### DIRECTIONS
Rewrite every line of the material below as a Markdown table with two columns, Row and Material line, numbering the rows in order and omitting blank lines.

### DATA PROVIDED

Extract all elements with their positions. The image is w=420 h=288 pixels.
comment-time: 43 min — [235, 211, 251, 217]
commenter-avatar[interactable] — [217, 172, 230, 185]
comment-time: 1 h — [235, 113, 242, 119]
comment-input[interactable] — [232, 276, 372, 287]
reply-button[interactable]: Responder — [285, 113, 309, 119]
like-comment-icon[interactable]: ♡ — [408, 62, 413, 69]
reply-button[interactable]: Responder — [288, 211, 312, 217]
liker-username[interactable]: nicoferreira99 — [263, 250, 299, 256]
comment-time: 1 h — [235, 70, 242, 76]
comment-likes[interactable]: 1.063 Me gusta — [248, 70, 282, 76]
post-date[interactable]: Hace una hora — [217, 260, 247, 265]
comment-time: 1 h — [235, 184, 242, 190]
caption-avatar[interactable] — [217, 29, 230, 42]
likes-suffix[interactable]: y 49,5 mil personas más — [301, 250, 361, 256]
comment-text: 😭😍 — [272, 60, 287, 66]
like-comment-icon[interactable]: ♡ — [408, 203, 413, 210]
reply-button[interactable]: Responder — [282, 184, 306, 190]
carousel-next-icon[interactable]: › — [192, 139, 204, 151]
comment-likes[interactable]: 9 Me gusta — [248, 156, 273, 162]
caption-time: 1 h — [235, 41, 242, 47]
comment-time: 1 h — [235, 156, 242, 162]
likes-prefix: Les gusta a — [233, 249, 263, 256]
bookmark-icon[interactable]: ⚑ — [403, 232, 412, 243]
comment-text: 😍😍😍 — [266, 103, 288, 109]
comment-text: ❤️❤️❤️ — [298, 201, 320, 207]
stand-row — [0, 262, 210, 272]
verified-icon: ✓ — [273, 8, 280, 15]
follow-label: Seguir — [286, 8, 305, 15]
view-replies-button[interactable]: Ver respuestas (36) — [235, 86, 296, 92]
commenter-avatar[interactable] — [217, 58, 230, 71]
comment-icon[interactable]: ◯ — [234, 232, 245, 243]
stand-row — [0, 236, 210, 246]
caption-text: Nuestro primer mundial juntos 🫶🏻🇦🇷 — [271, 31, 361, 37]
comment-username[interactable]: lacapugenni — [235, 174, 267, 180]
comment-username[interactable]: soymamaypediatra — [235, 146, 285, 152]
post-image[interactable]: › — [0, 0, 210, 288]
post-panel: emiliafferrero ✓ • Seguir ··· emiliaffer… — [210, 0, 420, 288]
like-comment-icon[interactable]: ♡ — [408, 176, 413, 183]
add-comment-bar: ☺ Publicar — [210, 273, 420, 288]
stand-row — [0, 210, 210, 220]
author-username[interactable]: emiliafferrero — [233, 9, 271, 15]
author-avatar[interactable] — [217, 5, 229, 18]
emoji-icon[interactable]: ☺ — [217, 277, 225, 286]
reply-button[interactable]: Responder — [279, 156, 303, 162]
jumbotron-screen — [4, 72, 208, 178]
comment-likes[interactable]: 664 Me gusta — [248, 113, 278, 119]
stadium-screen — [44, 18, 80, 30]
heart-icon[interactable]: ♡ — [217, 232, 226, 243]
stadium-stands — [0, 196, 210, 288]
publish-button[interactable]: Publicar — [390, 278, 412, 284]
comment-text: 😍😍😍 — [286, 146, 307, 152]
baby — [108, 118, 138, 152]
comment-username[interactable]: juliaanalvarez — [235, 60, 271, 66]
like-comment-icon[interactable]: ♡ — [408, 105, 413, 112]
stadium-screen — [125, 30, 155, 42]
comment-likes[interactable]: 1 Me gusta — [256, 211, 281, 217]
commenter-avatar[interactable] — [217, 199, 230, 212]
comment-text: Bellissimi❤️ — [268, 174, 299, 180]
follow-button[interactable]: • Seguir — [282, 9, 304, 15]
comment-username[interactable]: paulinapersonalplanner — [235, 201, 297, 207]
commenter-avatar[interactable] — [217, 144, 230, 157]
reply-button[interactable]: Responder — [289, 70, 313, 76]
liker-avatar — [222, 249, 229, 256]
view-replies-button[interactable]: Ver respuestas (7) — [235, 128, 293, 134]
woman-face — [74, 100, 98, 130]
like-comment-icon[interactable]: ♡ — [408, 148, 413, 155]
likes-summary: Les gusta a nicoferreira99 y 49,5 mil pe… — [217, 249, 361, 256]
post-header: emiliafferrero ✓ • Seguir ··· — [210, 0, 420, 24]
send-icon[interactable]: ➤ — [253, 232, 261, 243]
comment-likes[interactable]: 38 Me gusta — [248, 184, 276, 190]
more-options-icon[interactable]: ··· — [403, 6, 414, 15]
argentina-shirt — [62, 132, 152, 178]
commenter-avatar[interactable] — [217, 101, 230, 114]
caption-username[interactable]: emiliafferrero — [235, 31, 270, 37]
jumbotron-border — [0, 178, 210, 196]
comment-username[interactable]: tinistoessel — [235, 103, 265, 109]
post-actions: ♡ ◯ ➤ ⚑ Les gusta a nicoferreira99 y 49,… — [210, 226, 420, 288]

### ANSWER TO THIS EXERCISE
| Row | Material line |
|---|---|
| 1 | Extract all elements with their positions. The image is w=420 h=288 pixels. |
| 2 | comment-time: 43 min — [235, 211, 251, 217] |
| 3 | commenter-avatar[interactable] — [217, 172, 230, 185] |
| 4 | comment-time: 1 h — [235, 113, 242, 119] |
| 5 | comment-input[interactable] — [232, 276, 372, 287] |
| 6 | reply-button[interactable]: Responder — [285, 113, 309, 119] |
| 7 | like-comment-icon[interactable]: ♡ — [408, 62, 413, 69] |
| 8 | reply-button[interactable]: Responder — [288, 211, 312, 217] |
| 9 | liker-username[interactable]: nicoferreira99 — [263, 250, 299, 256] |
| 10 | comment-time: 1 h — [235, 70, 242, 76] |
| 11 | comment-likes[interactable]: 1.063 Me gusta — [248, 70, 282, 76] |
| 12 | post-date[interactable]: Hace una hora — [217, 260, 247, 265] |
| 13 | comment-time: 1 h — [235, 184, 242, 190] |
| 14 | caption-avatar[interactable] — [217, 29, 230, 42] |
| 15 | likes-suffix[interactable]: y 49,5 mil personas más — [301, 250, 361, 256] |
| 16 | comment-text: 😭😍 — [272, 60, 287, 66] |
| 17 | like-comment-icon[interactable]: ♡ — [408, 203, 413, 210] |
| 18 | reply-button[interactable]: Responder — [282, 184, 306, 190] |
| 19 | carousel-next-icon[interactable]: › — [192, 139, 204, 151] |
| 20 | comment-likes[interactable]: 9 Me gusta — [248, 156, 273, 162] |
| 21 | caption-time: 1 h — [235, 41, 242, 47] |
| 22 | comment-time: 1 h — [235, 156, 242, 162] |
| 23 | likes-prefix: Les gusta a — [233, 249, 263, 256] |
| 24 | bookmark-icon[interactable]: ⚑ — [403, 232, 412, 243] |
| 25 | comment-text: 😍😍😍 — [266, 103, 288, 109] |
| 26 | comment-text: ❤️❤️❤️ — [298, 201, 320, 207] |
| 27 | stand-row — [0, 262, 210, 272] |
| 28 | verified-icon: ✓ — [273, 8, 280, 15] |
| 29 | follow-label: Seguir — [286, 8, 305, 15] |
| 30 | view-replies-button[interactable]: Ver respuestas (36) — [235, 86, 296, 92] |
| 31 | commenter-avatar[interactable] — [217, 58, 230, 71] |
| 32 | comment-icon[interactable]: ◯ — [234, 232, 245, 243] |
| 33 | stand-row — [0, 236, 210, 246] |
| 34 | caption-text: Nuestro primer mundial juntos 🫶🏻🇦🇷 — [271, 31, 361, 37] |
| 35 | comment-username[interactable]: lacapugenni — [235, 174, 267, 180] |
| 36 | comment-username[interactable]: soymamaypediatra — [235, 146, 285, 152] |
| 37 | post-image[interactable]: › — [0, 0, 210, 288] |
| 38 | post-panel: emiliafferrero ✓ • Seguir ··· emiliaffer… — [210, 0, 420, 288] |
| 39 | like-comment-icon[interactable]: ♡ — [408, 176, 413, 183] |
| 40 | add-comment-bar: ☺ Publicar — [210, 273, 420, 288] |
| 41 | stand-row — [0, 210, 210, 220] |
| 42 | author-username[interactable]: emiliafferrero — [233, 9, 271, 15] |
| 43 | author-avatar[interactable] — [217, 5, 229, 18] |
| 44 | emoji-icon[interactable]: ☺ — [217, 277, 225, 286] |
| 45 | reply-button[interactable]: Responder — [279, 156, 303, 162] |
| 46 | jumbotron-screen — [4, 72, 208, 178] |
| 47 | comment-likes[interactable]: 664 Me gusta — [248, 113, 278, 119] |
| 48 | stadium-screen — [44, 18, 80, 30] |
| 49 | heart-icon[interactable]: ♡ — [217, 232, 226, 243] |
| 50 | stadium-stands — [0, 196, 210, 288] |
| 51 | publish-button[interactable]: Publicar — [390, 278, 412, 284] |
| 52 | comment-text: 😍😍😍 — [286, 146, 307, 152] |
| 53 | baby — [108, 118, 138, 152] |
| 54 | comment-username[interactable]: juliaanalvarez — [235, 60, 271, 66] |
| 55 | like-comment-icon[interactable]: ♡ — [408, 105, 413, 112] |
| 56 | stadium-screen — [125, 30, 155, 42] |
| 57 | comment-likes[interactable]: 1 Me gusta — [256, 211, 281, 217] |
| 58 | commenter-avatar[interactable] — [217, 199, 230, 212] |
| 59 | comment-text: Bellissimi❤️ — [268, 174, 299, 180] |
| 60 | follow-button[interactable]: • Seguir — [282, 9, 304, 15] |
| 61 | comment-username[interactable]: paulinapersonalplanner — [235, 201, 297, 207] |
| 62 | commenter-avatar[interactable] — [217, 144, 230, 157] |
| 63 | reply-button[interactable]: Responder — [289, 70, 313, 76] |
| 64 | liker-avatar — [222, 249, 229, 256] |
| 65 | view-replies-button[interactable]: Ver respuestas (7) — [235, 128, 293, 134] |
| 66 | woman-face — [74, 100, 98, 130] |
| 67 | like-comment-icon[interactable]: ♡ — [408, 148, 413, 155] |
| 68 | likes-summary: Les gusta a nicoferreira99 y 49,5 mil pe… — [217, 249, 361, 256] |
| 69 | post-header: emiliafferrero ✓ • Seguir ··· — [210, 0, 420, 24] |
| 70 | send-icon[interactable]: ➤ — [253, 232, 261, 243] |
| 71 | comment-likes[interactable]: 38 Me gusta — [248, 184, 276, 190] |
| 72 | more-options-icon[interactable]: ··· — [403, 6, 414, 15] |
| 73 | argentina-shirt — [62, 132, 152, 178] |
| 74 | commenter-avatar[interactable] — [217, 101, 230, 114] |
| 75 | caption-username[interactable]: emiliafferrero — [235, 31, 270, 37] |
| 76 | jumbotron-border — [0, 178, 210, 196] |
| 77 | comment-username[interactable]: tinistoessel — [235, 103, 265, 109] |
| 78 | post-actions: ♡ ◯ ➤ ⚑ Les gusta a nicoferreira99 y 49,… — [210, 226, 420, 288] |